TASK PROMPT: Search the data for the word "pages" and copy every line that contains it.

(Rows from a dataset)
- - -

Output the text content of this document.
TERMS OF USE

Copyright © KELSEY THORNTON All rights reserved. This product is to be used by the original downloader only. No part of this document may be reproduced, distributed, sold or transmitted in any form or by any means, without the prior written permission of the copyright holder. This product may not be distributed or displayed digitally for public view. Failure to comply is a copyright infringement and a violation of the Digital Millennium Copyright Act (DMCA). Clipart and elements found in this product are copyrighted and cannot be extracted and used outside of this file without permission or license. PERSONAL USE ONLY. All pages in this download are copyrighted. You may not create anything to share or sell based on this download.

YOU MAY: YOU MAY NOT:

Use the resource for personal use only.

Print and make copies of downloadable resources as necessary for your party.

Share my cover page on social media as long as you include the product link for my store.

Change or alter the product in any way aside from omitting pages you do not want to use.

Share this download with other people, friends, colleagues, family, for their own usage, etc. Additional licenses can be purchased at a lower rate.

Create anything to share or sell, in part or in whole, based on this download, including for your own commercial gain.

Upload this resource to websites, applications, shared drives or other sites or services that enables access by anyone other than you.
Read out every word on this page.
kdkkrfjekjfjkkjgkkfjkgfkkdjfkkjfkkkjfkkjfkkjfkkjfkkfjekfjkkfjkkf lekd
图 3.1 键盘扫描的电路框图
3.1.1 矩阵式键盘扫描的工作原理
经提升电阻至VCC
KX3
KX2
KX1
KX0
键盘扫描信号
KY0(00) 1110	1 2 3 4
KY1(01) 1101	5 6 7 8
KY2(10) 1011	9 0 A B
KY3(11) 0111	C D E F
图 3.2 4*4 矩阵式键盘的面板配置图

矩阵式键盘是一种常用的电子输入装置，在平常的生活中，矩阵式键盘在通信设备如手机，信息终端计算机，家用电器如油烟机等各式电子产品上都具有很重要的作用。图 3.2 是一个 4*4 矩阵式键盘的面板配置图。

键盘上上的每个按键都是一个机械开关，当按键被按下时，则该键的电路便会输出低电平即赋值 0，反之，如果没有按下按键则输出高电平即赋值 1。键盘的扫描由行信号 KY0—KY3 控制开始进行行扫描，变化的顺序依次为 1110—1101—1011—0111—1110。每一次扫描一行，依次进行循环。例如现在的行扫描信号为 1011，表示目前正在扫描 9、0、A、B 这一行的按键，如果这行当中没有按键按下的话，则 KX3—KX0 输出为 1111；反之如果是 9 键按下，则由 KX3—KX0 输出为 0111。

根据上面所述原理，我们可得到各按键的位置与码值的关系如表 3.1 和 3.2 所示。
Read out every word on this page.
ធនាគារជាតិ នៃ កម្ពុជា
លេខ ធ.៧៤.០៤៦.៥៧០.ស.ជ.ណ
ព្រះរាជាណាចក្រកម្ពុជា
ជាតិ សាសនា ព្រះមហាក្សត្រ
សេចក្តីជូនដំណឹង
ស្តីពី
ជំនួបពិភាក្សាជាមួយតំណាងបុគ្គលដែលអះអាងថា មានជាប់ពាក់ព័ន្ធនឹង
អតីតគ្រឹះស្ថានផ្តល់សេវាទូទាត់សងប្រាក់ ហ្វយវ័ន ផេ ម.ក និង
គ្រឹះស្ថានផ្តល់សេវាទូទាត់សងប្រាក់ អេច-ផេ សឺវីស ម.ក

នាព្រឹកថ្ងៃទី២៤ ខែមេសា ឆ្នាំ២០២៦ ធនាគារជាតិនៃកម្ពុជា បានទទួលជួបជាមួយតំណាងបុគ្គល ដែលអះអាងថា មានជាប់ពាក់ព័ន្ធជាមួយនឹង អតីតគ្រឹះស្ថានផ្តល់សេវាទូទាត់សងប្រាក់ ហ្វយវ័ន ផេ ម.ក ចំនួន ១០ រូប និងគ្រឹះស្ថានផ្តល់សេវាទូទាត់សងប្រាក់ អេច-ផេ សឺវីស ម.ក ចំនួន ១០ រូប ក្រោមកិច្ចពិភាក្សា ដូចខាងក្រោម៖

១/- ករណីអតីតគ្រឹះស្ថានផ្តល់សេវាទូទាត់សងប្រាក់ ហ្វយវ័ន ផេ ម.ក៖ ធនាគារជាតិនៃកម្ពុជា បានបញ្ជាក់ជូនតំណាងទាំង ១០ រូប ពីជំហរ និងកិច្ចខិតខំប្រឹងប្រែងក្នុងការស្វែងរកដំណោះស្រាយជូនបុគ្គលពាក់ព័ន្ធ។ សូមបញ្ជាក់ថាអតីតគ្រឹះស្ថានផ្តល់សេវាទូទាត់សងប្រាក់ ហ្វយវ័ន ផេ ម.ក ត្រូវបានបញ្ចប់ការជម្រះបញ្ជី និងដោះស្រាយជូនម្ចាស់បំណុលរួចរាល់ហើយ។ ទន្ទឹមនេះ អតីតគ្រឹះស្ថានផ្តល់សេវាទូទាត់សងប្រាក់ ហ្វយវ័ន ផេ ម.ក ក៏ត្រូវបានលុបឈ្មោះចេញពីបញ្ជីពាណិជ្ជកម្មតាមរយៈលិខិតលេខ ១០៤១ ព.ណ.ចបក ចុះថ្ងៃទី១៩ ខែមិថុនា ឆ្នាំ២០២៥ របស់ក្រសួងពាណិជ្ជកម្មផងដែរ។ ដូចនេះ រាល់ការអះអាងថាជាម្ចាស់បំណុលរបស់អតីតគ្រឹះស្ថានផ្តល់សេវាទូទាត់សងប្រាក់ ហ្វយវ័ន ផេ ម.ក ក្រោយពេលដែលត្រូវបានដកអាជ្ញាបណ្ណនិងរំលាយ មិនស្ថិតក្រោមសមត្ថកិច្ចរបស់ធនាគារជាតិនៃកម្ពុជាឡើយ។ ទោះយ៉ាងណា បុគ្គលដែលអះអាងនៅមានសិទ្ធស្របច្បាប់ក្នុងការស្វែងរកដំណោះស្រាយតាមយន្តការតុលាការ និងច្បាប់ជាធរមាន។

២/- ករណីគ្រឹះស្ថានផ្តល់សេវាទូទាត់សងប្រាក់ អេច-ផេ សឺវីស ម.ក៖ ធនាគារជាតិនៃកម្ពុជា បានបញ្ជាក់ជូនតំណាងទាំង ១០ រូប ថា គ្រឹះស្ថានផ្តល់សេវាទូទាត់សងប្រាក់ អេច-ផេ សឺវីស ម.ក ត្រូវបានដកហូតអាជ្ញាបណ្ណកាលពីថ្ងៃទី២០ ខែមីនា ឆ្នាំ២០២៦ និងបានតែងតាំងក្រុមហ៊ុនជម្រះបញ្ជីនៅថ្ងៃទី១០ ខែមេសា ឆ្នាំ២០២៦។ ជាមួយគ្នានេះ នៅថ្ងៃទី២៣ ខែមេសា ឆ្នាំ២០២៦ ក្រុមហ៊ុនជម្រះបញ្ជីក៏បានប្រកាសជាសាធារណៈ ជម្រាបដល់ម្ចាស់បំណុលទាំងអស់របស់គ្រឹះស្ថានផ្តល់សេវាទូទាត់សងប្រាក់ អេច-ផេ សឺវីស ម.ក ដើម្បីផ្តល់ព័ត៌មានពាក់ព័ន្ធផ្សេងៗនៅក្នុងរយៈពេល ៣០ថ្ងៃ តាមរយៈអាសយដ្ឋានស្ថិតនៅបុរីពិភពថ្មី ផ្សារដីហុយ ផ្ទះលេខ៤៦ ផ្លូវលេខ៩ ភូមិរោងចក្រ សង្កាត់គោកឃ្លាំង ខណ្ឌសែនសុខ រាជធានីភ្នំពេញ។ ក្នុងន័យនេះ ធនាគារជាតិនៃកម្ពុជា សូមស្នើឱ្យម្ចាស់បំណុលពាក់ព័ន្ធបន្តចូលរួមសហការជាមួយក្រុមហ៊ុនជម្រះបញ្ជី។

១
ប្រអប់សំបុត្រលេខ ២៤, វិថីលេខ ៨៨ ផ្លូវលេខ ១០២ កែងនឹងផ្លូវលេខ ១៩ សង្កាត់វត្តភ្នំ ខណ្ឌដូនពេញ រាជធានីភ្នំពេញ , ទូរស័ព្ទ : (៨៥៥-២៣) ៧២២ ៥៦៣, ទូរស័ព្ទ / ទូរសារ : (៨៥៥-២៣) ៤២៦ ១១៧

- - -

TASK OUTPUT:
Copyright © KELSEY THORNTON All rights reserved. This product is to be used by the original downloader only. No part of this document may be reproduced, distributed, sold or transmitted in any form or by any means, without the prior written permission of the copyright holder. This product may not be distributed or displayed digitally for public view. Failure to comply is a copyright infringement and a violation of the Digital Millennium Copyright Act (DMCA). Clipart and elements found in this product are copyrighted and cannot be extracted and used outside of this file without permission or license. PERSONAL USE ONLY. All pages in this download are copyrighted. You may not create anything to share or sell based on this download.
Change or alter the product in any way aside from omitting pages you do not want to use.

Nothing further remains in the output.